- [Task statement] Write again exactly the lines in the listing below, starting at the line with "Parse this chart and return its data as JSON." and ending at the line with "Convert this screenshot", both included. Pictures are not copied.

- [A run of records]
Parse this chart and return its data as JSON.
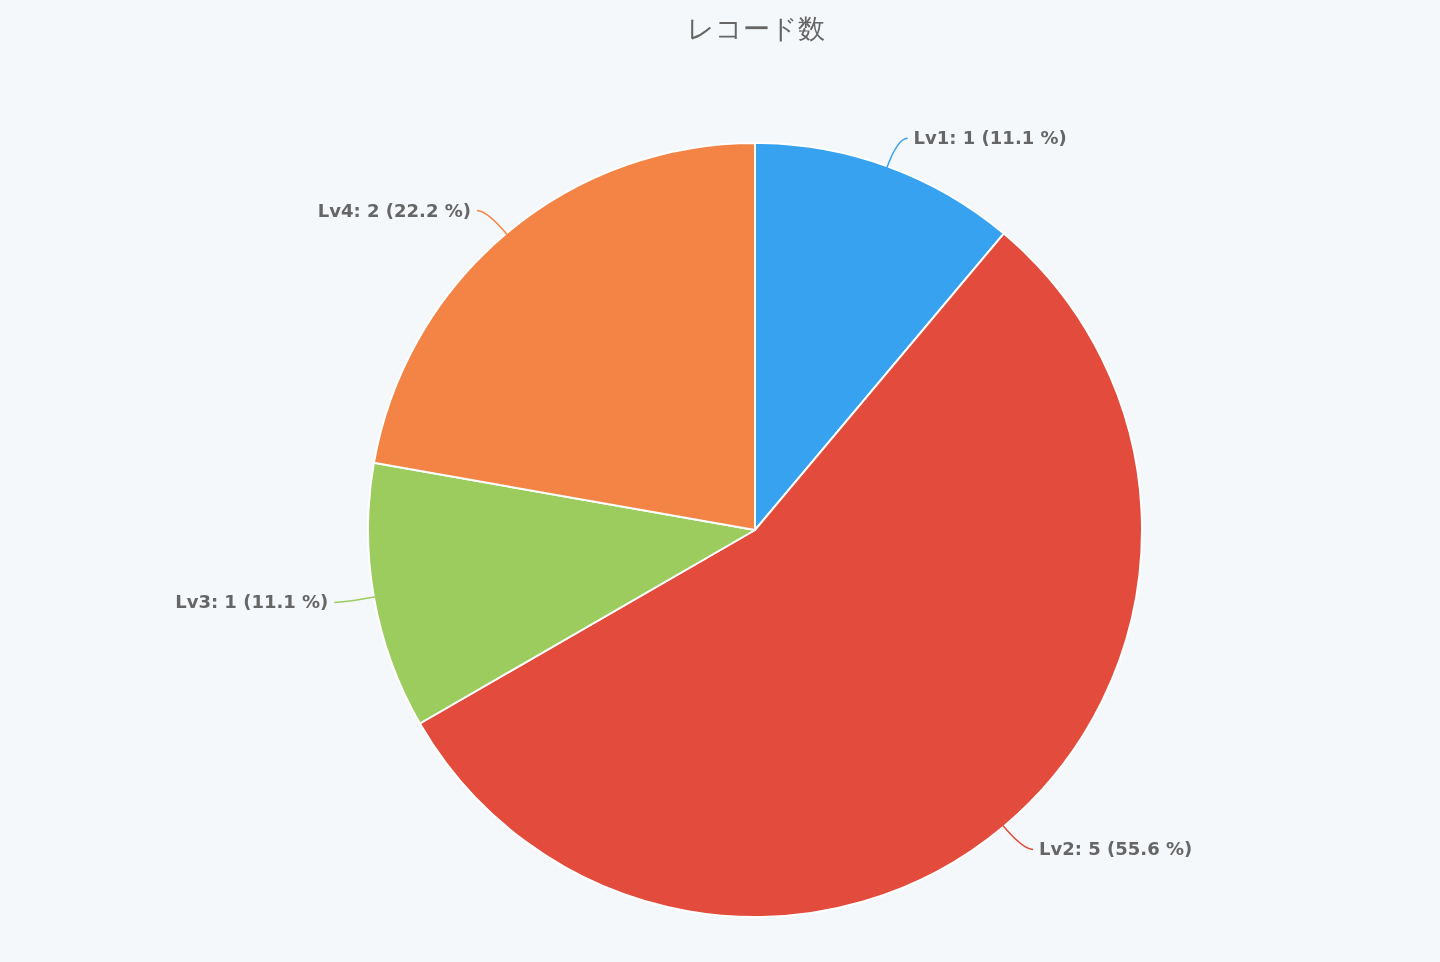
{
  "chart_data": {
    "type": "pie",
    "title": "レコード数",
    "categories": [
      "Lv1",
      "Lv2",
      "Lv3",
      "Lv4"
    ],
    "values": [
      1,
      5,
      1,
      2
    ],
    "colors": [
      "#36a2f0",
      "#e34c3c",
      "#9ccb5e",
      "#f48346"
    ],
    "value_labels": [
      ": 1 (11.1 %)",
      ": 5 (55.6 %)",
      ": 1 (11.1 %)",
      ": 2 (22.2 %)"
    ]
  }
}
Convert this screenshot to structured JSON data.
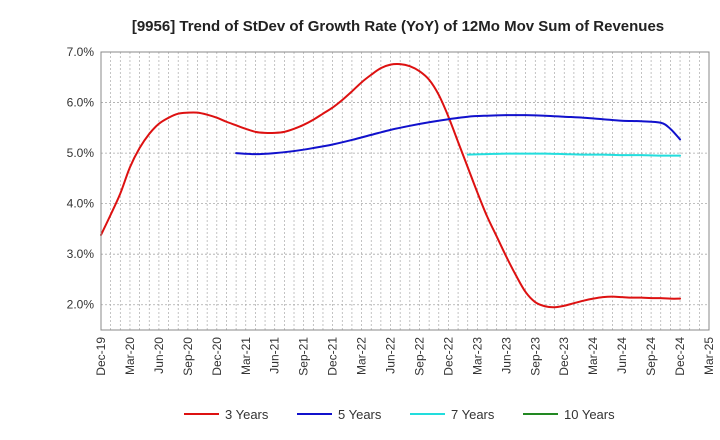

---

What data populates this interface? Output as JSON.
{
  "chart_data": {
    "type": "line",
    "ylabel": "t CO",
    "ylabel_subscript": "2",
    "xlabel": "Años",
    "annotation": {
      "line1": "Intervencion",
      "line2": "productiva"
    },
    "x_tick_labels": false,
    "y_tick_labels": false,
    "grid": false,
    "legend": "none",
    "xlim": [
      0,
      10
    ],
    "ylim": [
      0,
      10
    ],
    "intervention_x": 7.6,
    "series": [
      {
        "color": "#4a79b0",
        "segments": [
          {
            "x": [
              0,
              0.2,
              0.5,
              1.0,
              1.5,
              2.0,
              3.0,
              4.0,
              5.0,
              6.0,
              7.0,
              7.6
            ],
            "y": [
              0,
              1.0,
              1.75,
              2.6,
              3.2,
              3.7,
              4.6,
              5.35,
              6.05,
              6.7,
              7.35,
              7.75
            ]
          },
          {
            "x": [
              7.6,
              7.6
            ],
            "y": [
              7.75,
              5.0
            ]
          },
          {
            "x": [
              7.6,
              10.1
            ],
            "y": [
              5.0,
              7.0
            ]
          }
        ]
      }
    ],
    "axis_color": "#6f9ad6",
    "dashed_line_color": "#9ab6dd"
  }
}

- [Output of the exercise]
Parse this chart and return its data as JSON.
{
  "chart_data": {
    "type": "pie",
    "title": "レコード数",
    "categories": [
      "Lv1",
      "Lv2",
      "Lv3",
      "Lv4"
    ],
    "values": [
      1,
      5,
      1,
      2
    ],
    "colors": [
      "#36a2f0",
      "#e34c3c",
      "#9ccb5e",
      "#f48346"
    ],
    "value_labels": [
      ": 1 (11.1 %)",
      ": 5 (55.6 %)",
      ": 1 (11.1 %)",
      ": 2 (22.2 %)"
    ]
  }
}
Convert this screenshot to structured JSON data.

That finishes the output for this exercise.